SUPPLIED RECORDS |
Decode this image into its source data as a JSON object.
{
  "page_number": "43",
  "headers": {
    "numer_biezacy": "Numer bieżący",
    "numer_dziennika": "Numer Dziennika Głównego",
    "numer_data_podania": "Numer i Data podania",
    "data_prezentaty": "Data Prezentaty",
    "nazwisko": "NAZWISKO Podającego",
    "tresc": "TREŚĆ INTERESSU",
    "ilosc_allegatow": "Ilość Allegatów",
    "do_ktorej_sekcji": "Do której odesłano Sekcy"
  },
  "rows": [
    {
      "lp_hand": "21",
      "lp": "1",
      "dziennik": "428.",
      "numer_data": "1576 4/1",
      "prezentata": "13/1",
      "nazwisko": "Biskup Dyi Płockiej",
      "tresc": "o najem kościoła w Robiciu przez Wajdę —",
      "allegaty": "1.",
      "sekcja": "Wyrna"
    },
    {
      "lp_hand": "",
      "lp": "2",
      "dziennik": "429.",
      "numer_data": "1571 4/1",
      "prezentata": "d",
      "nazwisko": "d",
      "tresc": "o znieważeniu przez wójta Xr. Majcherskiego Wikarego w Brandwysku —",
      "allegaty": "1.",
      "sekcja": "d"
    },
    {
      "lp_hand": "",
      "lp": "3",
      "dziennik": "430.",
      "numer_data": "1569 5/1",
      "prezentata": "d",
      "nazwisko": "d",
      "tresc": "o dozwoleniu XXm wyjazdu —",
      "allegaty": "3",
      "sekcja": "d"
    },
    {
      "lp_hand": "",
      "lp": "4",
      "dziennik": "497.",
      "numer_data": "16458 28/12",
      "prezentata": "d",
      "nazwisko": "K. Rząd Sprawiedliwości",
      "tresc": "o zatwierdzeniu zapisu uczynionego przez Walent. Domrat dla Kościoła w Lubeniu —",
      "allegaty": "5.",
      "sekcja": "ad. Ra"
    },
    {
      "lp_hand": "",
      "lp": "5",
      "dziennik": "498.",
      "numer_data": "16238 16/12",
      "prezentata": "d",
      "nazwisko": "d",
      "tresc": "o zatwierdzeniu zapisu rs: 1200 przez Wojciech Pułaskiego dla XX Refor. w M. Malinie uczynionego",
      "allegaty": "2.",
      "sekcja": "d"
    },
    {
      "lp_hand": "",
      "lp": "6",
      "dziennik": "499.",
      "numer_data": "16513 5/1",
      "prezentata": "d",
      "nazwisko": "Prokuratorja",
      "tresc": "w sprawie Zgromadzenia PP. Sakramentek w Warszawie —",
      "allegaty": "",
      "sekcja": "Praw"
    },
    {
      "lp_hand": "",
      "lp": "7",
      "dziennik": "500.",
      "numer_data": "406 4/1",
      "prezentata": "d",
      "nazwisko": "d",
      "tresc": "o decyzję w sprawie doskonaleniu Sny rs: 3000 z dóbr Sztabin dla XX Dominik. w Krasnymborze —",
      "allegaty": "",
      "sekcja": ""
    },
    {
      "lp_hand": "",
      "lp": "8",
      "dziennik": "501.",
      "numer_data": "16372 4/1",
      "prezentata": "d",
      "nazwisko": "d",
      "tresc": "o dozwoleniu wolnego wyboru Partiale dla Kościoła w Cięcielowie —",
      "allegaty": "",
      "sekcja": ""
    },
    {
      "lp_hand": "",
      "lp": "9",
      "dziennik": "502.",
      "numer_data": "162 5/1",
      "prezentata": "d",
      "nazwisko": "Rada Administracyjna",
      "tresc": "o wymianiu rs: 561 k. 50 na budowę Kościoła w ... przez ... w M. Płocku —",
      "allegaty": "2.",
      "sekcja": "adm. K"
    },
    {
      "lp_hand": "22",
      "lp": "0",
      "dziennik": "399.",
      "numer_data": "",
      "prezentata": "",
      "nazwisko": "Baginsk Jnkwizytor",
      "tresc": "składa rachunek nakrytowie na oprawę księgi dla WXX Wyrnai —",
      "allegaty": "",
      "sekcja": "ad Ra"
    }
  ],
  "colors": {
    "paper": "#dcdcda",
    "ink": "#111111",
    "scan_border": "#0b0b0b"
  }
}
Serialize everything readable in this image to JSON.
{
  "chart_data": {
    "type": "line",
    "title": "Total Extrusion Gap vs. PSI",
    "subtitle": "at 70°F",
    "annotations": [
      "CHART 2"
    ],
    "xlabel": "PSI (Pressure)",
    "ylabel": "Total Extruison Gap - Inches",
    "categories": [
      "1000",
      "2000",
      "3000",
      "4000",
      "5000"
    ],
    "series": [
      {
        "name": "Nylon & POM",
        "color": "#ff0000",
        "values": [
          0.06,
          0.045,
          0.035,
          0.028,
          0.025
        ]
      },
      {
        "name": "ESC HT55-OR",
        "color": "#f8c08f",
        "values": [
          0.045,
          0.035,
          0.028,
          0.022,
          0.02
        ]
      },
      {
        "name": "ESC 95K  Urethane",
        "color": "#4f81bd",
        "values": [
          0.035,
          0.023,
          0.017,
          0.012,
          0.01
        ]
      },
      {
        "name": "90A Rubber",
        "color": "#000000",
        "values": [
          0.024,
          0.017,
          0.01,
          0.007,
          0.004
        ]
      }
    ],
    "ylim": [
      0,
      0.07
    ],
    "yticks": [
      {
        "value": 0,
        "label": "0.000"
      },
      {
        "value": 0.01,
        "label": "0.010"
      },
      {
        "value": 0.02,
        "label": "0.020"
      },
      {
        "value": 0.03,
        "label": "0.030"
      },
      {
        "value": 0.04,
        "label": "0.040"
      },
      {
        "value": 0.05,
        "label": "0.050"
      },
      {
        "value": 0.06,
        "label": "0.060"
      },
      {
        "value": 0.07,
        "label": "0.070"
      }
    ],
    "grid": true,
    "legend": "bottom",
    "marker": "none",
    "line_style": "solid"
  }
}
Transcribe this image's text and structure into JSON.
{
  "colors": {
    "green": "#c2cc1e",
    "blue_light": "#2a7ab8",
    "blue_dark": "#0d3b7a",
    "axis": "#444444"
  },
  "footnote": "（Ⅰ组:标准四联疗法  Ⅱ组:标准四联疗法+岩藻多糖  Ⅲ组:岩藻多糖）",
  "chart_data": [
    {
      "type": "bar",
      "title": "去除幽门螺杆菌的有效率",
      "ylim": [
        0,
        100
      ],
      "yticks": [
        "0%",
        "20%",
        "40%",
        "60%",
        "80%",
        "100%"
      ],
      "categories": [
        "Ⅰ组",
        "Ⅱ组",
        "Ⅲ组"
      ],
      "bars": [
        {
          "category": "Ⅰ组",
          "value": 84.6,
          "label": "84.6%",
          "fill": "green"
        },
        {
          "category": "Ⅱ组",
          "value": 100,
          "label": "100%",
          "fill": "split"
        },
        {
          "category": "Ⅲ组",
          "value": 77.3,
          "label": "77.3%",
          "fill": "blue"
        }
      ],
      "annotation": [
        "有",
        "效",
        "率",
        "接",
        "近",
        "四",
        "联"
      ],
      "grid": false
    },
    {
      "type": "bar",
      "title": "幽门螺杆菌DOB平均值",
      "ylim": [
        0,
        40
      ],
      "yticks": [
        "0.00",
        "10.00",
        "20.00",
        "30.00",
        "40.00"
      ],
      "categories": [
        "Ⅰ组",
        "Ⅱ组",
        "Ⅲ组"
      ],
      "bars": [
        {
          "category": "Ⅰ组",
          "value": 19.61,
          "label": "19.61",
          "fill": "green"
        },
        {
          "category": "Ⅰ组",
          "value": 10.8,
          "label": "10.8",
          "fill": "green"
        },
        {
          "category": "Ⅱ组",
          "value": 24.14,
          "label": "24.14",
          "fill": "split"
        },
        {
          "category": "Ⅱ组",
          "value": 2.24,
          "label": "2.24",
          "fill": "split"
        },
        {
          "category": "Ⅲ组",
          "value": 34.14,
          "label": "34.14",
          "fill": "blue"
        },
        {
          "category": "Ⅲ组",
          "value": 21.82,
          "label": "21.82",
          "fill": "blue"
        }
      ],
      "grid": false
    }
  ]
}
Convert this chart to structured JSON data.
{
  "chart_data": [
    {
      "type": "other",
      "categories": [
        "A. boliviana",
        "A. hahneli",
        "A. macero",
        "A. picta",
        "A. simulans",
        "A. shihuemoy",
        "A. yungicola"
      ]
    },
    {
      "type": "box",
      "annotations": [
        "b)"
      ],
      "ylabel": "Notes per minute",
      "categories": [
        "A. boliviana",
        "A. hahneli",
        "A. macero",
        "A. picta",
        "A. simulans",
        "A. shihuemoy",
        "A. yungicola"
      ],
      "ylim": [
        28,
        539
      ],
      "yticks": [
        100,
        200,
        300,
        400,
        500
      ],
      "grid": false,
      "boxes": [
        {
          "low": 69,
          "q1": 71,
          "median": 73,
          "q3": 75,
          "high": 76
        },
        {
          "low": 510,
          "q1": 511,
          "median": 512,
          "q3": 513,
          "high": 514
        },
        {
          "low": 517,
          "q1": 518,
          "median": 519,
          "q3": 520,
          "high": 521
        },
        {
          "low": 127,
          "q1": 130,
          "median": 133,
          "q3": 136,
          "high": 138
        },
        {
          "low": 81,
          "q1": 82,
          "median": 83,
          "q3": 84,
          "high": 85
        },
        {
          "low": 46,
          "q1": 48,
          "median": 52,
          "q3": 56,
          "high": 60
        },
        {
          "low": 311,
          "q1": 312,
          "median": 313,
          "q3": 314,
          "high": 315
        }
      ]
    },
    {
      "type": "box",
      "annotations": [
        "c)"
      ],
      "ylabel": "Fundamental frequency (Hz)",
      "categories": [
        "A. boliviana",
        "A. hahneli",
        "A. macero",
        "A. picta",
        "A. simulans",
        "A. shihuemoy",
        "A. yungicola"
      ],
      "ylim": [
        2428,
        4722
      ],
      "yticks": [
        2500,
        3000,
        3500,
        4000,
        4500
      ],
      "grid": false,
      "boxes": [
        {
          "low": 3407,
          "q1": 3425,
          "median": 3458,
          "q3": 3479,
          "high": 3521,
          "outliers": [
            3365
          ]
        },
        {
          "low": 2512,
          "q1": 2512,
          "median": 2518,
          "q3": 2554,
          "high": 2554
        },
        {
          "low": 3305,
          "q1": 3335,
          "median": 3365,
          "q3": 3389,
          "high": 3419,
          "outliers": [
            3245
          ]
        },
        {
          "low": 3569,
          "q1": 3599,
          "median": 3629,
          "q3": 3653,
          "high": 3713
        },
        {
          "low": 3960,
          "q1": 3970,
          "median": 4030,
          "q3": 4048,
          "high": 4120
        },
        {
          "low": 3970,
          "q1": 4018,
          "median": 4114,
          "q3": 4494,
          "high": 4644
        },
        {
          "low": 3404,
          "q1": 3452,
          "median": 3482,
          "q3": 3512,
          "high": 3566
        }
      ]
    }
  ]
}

THE REQUEST |
Filter for "image". Return all lines that hold it.

WRITTEN SOLUTION |
Decode this image into its source data as a JSON object.
Serialize everything readable in this image to JSON.
Transcribe this image's text and structure into JSON.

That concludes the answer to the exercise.